[Figure record extracts]

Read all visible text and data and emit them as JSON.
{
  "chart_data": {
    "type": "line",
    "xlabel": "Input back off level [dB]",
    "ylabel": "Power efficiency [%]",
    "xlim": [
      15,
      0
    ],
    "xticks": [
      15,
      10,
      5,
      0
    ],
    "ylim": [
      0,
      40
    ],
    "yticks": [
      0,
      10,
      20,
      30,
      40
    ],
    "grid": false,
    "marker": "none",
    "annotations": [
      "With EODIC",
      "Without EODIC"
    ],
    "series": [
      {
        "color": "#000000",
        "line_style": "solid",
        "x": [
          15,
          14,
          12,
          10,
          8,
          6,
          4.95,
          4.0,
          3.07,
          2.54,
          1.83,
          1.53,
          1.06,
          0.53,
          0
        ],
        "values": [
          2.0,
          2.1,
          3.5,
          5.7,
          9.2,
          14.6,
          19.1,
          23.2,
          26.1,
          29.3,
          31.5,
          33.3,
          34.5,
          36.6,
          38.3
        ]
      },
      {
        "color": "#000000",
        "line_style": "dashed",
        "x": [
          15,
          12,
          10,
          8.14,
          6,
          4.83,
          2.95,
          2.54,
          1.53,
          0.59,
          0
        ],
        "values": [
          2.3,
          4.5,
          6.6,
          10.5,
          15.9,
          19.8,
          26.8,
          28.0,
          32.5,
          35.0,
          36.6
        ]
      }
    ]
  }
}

=== WRITTEN EXERCISE ===
Using the exact wording, write out all of the records.

=== THE REPLY ===
Read all visible text and data and emit them as JSON.
{
  "chart_data": {
    "type": "line",
    "xlabel": "Input back off level [dB]",
    "ylabel": "Power efficiency [%]",
    "xlim": [
      15,
      0
    ],
    "xticks": [
      15,
      10,
      5,
      0
    ],
    "ylim": [
      0,
      40
    ],
    "yticks": [
      0,
      10,
      20,
      30,
      40
    ],
    "grid": false,
    "marker": "none",
    "annotations": [
      "With EODIC",
      "Without EODIC"
    ],
    "series": [
      {
        "color": "#000000",
        "line_style": "solid",
        "x": [
          15,
          14,
          12,
          10,
          8,
          6,
          4.95,
          4.0,
          3.07,
          2.54,
          1.83,
          1.53,
          1.06,
          0.53,
          0
        ],
        "values": [
          2.0,
          2.1,
          3.5,
          5.7,
          9.2,
          14.6,
          19.1,
          23.2,
          26.1,
          29.3,
          31.5,
          33.3,
          34.5,
          36.6,
          38.3
        ]
      },
      {
        "color": "#000000",
        "line_style": "dashed",
        "x": [
          15,
          12,
          10,
          8.14,
          6,
          4.83,
          2.95,
          2.54,
          1.53,
          0.59,
          0
        ],
        "values": [
          2.3,
          4.5,
          6.6,
          10.5,
          15.9,
          19.8,
          26.8,
          28.0,
          32.5,
          35.0,
          36.6
        ]
      }
    ]
  }
}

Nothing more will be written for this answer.